Work instructions
Transcribe the complete listing exactly.
▽
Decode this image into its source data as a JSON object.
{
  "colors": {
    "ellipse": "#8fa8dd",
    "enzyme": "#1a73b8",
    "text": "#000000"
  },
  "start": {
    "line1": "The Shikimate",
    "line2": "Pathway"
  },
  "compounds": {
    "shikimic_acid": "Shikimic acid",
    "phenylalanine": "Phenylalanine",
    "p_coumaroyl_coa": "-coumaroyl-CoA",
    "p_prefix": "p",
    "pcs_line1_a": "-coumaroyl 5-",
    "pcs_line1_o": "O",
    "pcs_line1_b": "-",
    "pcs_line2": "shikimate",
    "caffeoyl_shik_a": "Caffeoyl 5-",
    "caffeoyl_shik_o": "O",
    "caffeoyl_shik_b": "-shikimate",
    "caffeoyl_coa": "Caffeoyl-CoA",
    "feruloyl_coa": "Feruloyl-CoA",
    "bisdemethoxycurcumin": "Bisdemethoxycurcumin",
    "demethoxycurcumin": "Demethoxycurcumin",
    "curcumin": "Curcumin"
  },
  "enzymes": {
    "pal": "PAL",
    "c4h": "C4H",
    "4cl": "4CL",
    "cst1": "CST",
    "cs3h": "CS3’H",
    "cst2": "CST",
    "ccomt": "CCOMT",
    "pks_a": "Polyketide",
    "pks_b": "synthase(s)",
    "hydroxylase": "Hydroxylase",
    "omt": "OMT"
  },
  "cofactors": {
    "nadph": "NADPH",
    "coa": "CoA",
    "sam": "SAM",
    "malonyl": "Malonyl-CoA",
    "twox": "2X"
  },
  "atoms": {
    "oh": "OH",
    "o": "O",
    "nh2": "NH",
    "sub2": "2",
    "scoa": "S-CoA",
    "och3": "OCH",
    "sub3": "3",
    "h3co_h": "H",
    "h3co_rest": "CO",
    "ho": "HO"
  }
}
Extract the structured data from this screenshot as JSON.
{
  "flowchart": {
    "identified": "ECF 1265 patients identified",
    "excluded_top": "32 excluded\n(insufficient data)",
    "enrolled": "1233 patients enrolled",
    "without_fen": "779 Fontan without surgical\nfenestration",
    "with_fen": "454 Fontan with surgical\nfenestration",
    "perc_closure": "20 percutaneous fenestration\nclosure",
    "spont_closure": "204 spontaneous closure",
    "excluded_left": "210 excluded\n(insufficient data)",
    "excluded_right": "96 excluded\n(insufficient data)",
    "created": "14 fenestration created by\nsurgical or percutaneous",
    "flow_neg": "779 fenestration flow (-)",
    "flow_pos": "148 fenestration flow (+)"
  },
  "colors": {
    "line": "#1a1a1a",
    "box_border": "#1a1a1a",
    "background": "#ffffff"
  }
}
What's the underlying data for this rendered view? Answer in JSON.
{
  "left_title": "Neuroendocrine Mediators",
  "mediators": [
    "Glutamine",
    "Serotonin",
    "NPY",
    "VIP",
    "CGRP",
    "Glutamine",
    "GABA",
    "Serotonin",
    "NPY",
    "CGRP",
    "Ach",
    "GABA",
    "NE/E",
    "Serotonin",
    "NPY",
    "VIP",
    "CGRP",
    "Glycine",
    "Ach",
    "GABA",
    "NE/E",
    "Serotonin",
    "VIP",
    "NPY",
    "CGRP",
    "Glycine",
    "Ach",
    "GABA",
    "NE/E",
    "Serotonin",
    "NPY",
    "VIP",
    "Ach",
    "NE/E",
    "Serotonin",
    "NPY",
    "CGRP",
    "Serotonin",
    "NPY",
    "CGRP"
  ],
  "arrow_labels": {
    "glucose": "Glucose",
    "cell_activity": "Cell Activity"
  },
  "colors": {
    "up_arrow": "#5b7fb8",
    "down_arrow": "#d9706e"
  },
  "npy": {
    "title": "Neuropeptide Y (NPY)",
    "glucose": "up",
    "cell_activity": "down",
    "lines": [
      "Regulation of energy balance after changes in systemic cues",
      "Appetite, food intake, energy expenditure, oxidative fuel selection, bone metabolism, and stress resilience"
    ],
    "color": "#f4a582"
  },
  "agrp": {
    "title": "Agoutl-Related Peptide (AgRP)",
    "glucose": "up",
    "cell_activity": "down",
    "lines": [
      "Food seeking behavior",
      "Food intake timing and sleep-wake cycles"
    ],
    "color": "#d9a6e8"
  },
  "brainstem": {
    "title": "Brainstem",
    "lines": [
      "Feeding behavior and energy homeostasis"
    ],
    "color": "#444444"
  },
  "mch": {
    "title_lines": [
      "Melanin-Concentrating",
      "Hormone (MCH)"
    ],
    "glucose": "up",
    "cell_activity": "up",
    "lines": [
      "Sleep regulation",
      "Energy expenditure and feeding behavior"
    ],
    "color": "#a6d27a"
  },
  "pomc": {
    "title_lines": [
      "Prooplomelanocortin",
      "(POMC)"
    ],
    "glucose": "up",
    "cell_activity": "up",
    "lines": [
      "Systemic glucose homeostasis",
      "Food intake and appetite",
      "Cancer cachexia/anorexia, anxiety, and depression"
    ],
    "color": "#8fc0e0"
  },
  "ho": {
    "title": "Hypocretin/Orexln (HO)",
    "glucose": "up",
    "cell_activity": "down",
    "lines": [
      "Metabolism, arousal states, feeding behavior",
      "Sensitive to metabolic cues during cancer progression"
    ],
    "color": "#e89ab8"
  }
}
△
Exercise result
Decode this image into its source data as a JSON object.
{
  "colors": {
    "ellipse": "#8fa8dd",
    "enzyme": "#1a73b8",
    "text": "#000000"
  },
  "start": {
    "line1": "The Shikimate",
    "line2": "Pathway"
  },
  "compounds": {
    "shikimic_acid": "Shikimic acid",
    "phenylalanine": "Phenylalanine",
    "p_coumaroyl_coa": "-coumaroyl-CoA",
    "p_prefix": "p",
    "pcs_line1_a": "-coumaroyl 5-",
    "pcs_line1_o": "O",
    "pcs_line1_b": "-",
    "pcs_line2": "shikimate",
    "caffeoyl_shik_a": "Caffeoyl 5-",
    "caffeoyl_shik_o": "O",
    "caffeoyl_shik_b": "-shikimate",
    "caffeoyl_coa": "Caffeoyl-CoA",
    "feruloyl_coa": "Feruloyl-CoA",
    "bisdemethoxycurcumin": "Bisdemethoxycurcumin",
    "demethoxycurcumin": "Demethoxycurcumin",
    "curcumin": "Curcumin"
  },
  "enzymes": {
    "pal": "PAL",
    "c4h": "C4H",
    "4cl": "4CL",
    "cst1": "CST",
    "cs3h": "CS3’H",
    "cst2": "CST",
    "ccomt": "CCOMT",
    "pks_a": "Polyketide",
    "pks_b": "synthase(s)",
    "hydroxylase": "Hydroxylase",
    "omt": "OMT"
  },
  "cofactors": {
    "nadph": "NADPH",
    "coa": "CoA",
    "sam": "SAM",
    "malonyl": "Malonyl-CoA",
    "twox": "2X"
  },
  "atoms": {
    "oh": "OH",
    "o": "O",
    "nh2": "NH",
    "sub2": "2",
    "scoa": "S-CoA",
    "och3": "OCH",
    "sub3": "3",
    "h3co_h": "H",
    "h3co_rest": "CO",
    "ho": "HO"
  }
}
Extract the structured data from this screenshot as JSON.
{
  "flowchart": {
    "identified": "ECF 1265 patients identified",
    "excluded_top": "32 excluded\n(insufficient data)",
    "enrolled": "1233 patients enrolled",
    "without_fen": "779 Fontan without surgical\nfenestration",
    "with_fen": "454 Fontan with surgical\nfenestration",
    "perc_closure": "20 percutaneous fenestration\nclosure",
    "spont_closure": "204 spontaneous closure",
    "excluded_left": "210 excluded\n(insufficient data)",
    "excluded_right": "96 excluded\n(insufficient data)",
    "created": "14 fenestration created by\nsurgical or percutaneous",
    "flow_neg": "779 fenestration flow (-)",
    "flow_pos": "148 fenestration flow (+)"
  },
  "colors": {
    "line": "#1a1a1a",
    "box_border": "#1a1a1a",
    "background": "#ffffff"
  }
}
What's the underlying data for this rendered view? Answer in JSON.
{
  "left_title": "Neuroendocrine Mediators",
  "mediators": [
    "Glutamine",
    "Serotonin",
    "NPY",
    "VIP",
    "CGRP",
    "Glutamine",
    "GABA",
    "Serotonin",
    "NPY",
    "CGRP",
    "Ach",
    "GABA",
    "NE/E",
    "Serotonin",
    "NPY",
    "VIP",
    "CGRP",
    "Glycine",
    "Ach",
    "GABA",
    "NE/E",
    "Serotonin",
    "VIP",
    "NPY",
    "CGRP",
    "Glycine",
    "Ach",
    "GABA",
    "NE/E",
    "Serotonin",
    "NPY",
    "VIP",
    "Ach",
    "NE/E",
    "Serotonin",
    "NPY",
    "CGRP",
    "Serotonin",
    "NPY",
    "CGRP"
  ],
  "arrow_labels": {
    "glucose": "Glucose",
    "cell_activity": "Cell Activity"
  },
  "colors": {
    "up_arrow": "#5b7fb8",
    "down_arrow": "#d9706e"
  },
  "npy": {
    "title": "Neuropeptide Y (NPY)",
    "glucose": "up",
    "cell_activity": "down",
    "lines": [
      "Regulation of energy balance after changes in systemic cues",
      "Appetite, food intake, energy expenditure, oxidative fuel selection, bone metabolism, and stress resilience"
    ],
    "color": "#f4a582"
  },
  "agrp": {
    "title": "Agoutl-Related Peptide (AgRP)",
    "glucose": "up",
    "cell_activity": "down",
    "lines": [
      "Food seeking behavior",
      "Food intake timing and sleep-wake cycles"
    ],
    "color": "#d9a6e8"
  },
  "brainstem": {
    "title": "Brainstem",
    "lines": [
      "Feeding behavior and energy homeostasis"
    ],
    "color": "#444444"
  },
  "mch": {
    "title_lines": [
      "Melanin-Concentrating",
      "Hormone (MCH)"
    ],
    "glucose": "up",
    "cell_activity": "up",
    "lines": [
      "Sleep regulation",
      "Energy expenditure and feeding behavior"
    ],
    "color": "#a6d27a"
  },
  "pomc": {
    "title_lines": [
      "Prooplomelanocortin",
      "(POMC)"
    ],
    "glucose": "up",
    "cell_activity": "up",
    "lines": [
      "Systemic glucose homeostasis",
      "Food intake and appetite",
      "Cancer cachexia/anorexia, anxiety, and depression"
    ],
    "color": "#8fc0e0"
  },
  "ho": {
    "title": "Hypocretin/Orexln (HO)",
    "glucose": "up",
    "cell_activity": "down",
    "lines": [
      "Metabolism, arousal states, feeding behavior",
      "Sensitive to metabolic cues during cancer progression"
    ],
    "color": "#e89ab8"
  }
}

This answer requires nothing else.